_Challenge_. Locate every line in the records below that contains the word "text", and copy each one.

_Exercise input_.
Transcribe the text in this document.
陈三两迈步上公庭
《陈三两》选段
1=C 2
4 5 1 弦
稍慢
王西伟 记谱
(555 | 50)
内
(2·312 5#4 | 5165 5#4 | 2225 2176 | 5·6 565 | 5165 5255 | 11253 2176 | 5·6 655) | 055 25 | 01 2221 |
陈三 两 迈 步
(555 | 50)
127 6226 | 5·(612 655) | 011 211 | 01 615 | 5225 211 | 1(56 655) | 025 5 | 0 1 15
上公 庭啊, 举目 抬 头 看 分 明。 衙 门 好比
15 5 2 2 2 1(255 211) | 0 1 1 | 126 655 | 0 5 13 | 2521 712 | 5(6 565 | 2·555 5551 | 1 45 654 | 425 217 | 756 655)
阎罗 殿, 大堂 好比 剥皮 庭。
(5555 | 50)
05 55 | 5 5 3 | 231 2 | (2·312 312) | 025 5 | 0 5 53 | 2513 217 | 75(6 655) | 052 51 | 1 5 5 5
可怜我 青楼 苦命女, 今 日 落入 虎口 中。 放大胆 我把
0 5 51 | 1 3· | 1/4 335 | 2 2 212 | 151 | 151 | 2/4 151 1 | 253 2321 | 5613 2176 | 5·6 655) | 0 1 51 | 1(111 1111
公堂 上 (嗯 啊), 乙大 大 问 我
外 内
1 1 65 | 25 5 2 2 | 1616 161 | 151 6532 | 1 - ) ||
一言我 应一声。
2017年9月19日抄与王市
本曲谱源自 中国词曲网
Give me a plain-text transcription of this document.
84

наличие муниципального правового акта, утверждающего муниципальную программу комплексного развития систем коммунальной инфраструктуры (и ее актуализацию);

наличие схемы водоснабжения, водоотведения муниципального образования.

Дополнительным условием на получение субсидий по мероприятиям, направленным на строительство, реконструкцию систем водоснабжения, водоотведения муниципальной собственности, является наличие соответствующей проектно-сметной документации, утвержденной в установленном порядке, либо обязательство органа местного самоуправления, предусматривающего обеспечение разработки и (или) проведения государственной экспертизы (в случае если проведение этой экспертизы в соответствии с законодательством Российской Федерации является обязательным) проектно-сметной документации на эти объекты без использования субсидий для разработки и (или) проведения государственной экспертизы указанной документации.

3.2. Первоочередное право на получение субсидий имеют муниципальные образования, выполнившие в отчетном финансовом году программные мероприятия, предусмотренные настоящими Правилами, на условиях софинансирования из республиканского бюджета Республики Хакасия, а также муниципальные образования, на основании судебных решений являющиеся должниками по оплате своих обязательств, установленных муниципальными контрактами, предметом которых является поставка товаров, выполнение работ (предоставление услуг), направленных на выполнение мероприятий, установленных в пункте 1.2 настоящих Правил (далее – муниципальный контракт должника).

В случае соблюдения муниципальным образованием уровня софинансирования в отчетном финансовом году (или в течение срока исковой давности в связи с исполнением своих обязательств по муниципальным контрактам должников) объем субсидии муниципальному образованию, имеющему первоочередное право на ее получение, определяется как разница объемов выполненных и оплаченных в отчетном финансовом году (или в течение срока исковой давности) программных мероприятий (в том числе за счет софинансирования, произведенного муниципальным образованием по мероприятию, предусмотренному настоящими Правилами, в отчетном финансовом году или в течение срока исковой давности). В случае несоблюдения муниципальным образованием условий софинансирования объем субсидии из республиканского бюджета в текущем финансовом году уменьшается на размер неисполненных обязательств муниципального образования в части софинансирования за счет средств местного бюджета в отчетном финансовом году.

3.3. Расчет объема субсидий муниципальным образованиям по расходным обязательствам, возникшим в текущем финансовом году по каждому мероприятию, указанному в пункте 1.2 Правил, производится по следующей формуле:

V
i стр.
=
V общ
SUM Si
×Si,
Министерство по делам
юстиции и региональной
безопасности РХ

_Output for this exercise_.
Transcribe the text in this document.
Give me a plain-text transcription of this document.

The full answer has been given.